*WORK TO BE COMPLETED:*
Make an exact copy of all the entries below, with the pictures left out.
━━━ RAW RECORDS
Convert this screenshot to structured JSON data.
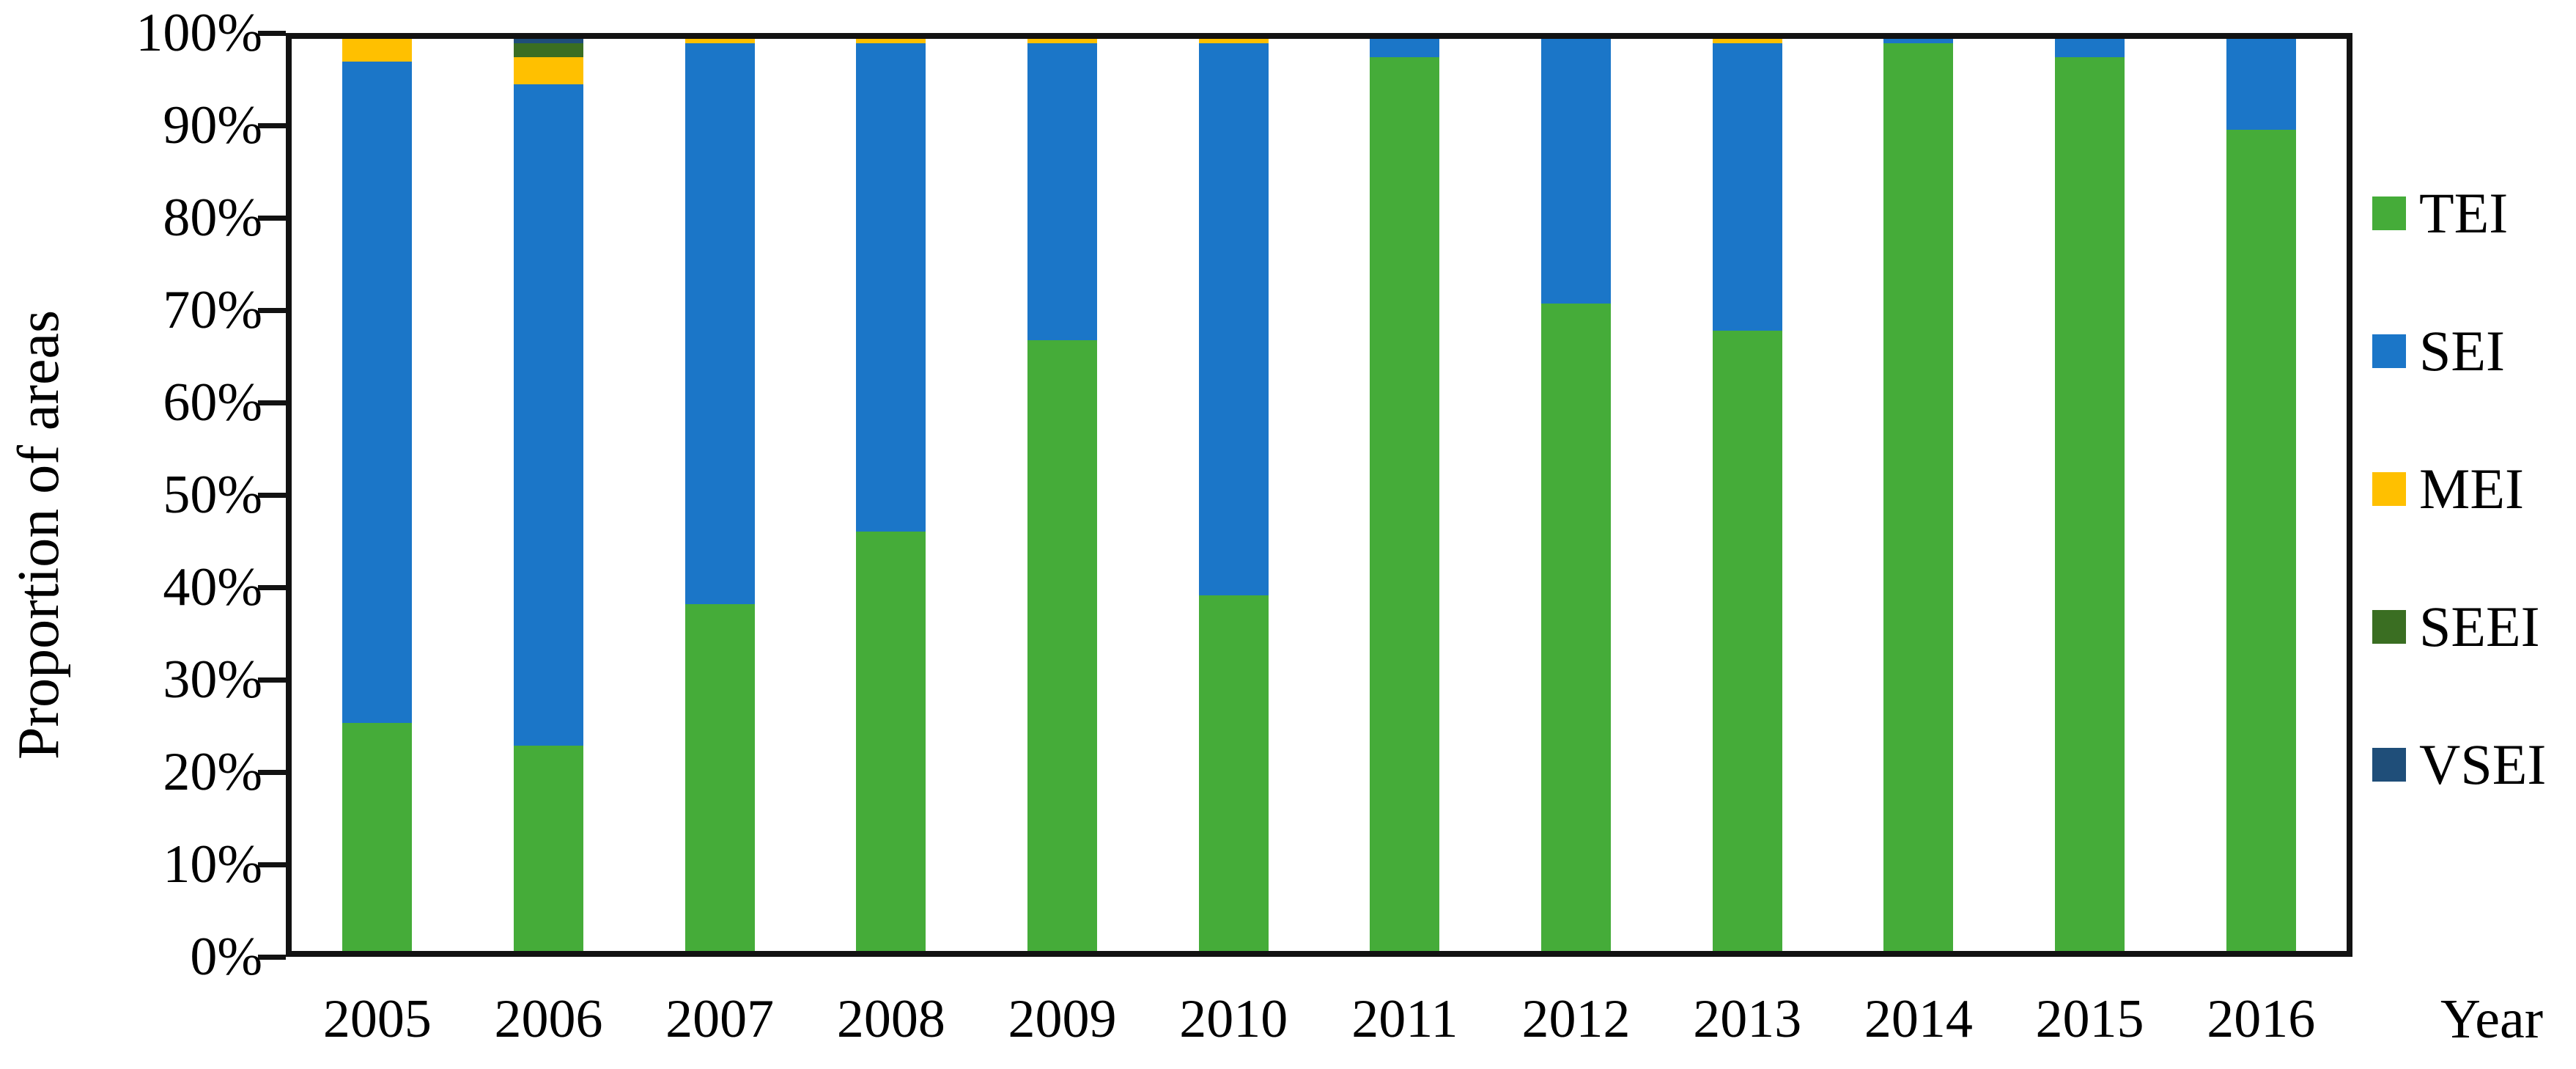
{
  "chart_data": {
    "type": "bar",
    "stacked": true,
    "percent_stacked": true,
    "title": "",
    "categories": [
      "2005",
      "2006",
      "2007",
      "2008",
      "2009",
      "2010",
      "2011",
      "2012",
      "2013",
      "2014",
      "2015",
      "2016"
    ],
    "series": [
      {
        "name": "TEI",
        "values": [
          25,
          22.5,
          38,
          46,
          67,
          39,
          98,
          71,
          68,
          99.5,
          98,
          90
        ]
      },
      {
        "name": "SEI",
        "values": [
          72.5,
          72.5,
          61.5,
          53.5,
          32.5,
          60.5,
          2,
          29,
          31.5,
          0.5,
          2,
          10
        ]
      },
      {
        "name": "MEI",
        "values": [
          2.5,
          3,
          0.5,
          0.5,
          0.5,
          0.5,
          0,
          0,
          0.5,
          0,
          0,
          0
        ]
      },
      {
        "name": "SEEI",
        "values": [
          0,
          1.5,
          0,
          0,
          0,
          0,
          0,
          0,
          0,
          0,
          0,
          0
        ]
      },
      {
        "name": "VSEI",
        "values": [
          0,
          0.5,
          0,
          0,
          0,
          0,
          0,
          0,
          0,
          0,
          0,
          0
        ]
      }
    ],
    "colors": {
      "TEI": "#45AC39",
      "SEI": "#1B76C8",
      "MEI": "#FFC000",
      "SEEI": "#3A6E22",
      "VSEI": "#1F4E79"
    },
    "xlabel": "Year",
    "ylabel": "Proportion of areas",
    "ylim": [
      0,
      100
    ],
    "y_ticks": [
      {
        "label": "0%",
        "value": 0
      },
      {
        "label": "10%",
        "value": 10
      },
      {
        "label": "20%",
        "value": 20
      },
      {
        "label": "30%",
        "value": 30
      },
      {
        "label": "40%",
        "value": 40
      },
      {
        "label": "50%",
        "value": 50
      },
      {
        "label": "60%",
        "value": 60
      },
      {
        "label": "70%",
        "value": 70
      },
      {
        "label": "80%",
        "value": 80
      },
      {
        "label": "90%",
        "value": 90
      },
      {
        "label": "100%",
        "value": 100
      }
    ],
    "legend": [
      "TEI",
      "SEI",
      "MEI",
      "SEEI",
      "VSEI"
    ],
    "legend_position": "right",
    "grid": false
  }
}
━━━━━━
*EXERCISE ANSWER:*
Convert this screenshot to structured JSON data.
{
  "chart_data": {
    "type": "bar",
    "stacked": true,
    "percent_stacked": true,
    "title": "",
    "categories": [
      "2005",
      "2006",
      "2007",
      "2008",
      "2009",
      "2010",
      "2011",
      "2012",
      "2013",
      "2014",
      "2015",
      "2016"
    ],
    "series": [
      {
        "name": "TEI",
        "values": [
          25,
          22.5,
          38,
          46,
          67,
          39,
          98,
          71,
          68,
          99.5,
          98,
          90
        ]
      },
      {
        "name": "SEI",
        "values": [
          72.5,
          72.5,
          61.5,
          53.5,
          32.5,
          60.5,
          2,
          29,
          31.5,
          0.5,
          2,
          10
        ]
      },
      {
        "name": "MEI",
        "values": [
          2.5,
          3,
          0.5,
          0.5,
          0.5,
          0.5,
          0,
          0,
          0.5,
          0,
          0,
          0
        ]
      },
      {
        "name": "SEEI",
        "values": [
          0,
          1.5,
          0,
          0,
          0,
          0,
          0,
          0,
          0,
          0,
          0,
          0
        ]
      },
      {
        "name": "VSEI",
        "values": [
          0,
          0.5,
          0,
          0,
          0,
          0,
          0,
          0,
          0,
          0,
          0,
          0
        ]
      }
    ],
    "colors": {
      "TEI": "#45AC39",
      "SEI": "#1B76C8",
      "MEI": "#FFC000",
      "SEEI": "#3A6E22",
      "VSEI": "#1F4E79"
    },
    "xlabel": "Year",
    "ylabel": "Proportion of areas",
    "ylim": [
      0,
      100
    ],
    "y_ticks": [
      {
        "label": "0%",
        "value": 0
      },
      {
        "label": "10%",
        "value": 10
      },
      {
        "label": "20%",
        "value": 20
      },
      {
        "label": "30%",
        "value": 30
      },
      {
        "label": "40%",
        "value": 40
      },
      {
        "label": "50%",
        "value": 50
      },
      {
        "label": "60%",
        "value": 60
      },
      {
        "label": "70%",
        "value": 70
      },
      {
        "label": "80%",
        "value": 80
      },
      {
        "label": "90%",
        "value": 90
      },
      {
        "label": "100%",
        "value": 100
      }
    ],
    "legend": [
      "TEI",
      "SEI",
      "MEI",
      "SEEI",
      "VSEI"
    ],
    "legend_position": "right",
    "grid": false
  }
}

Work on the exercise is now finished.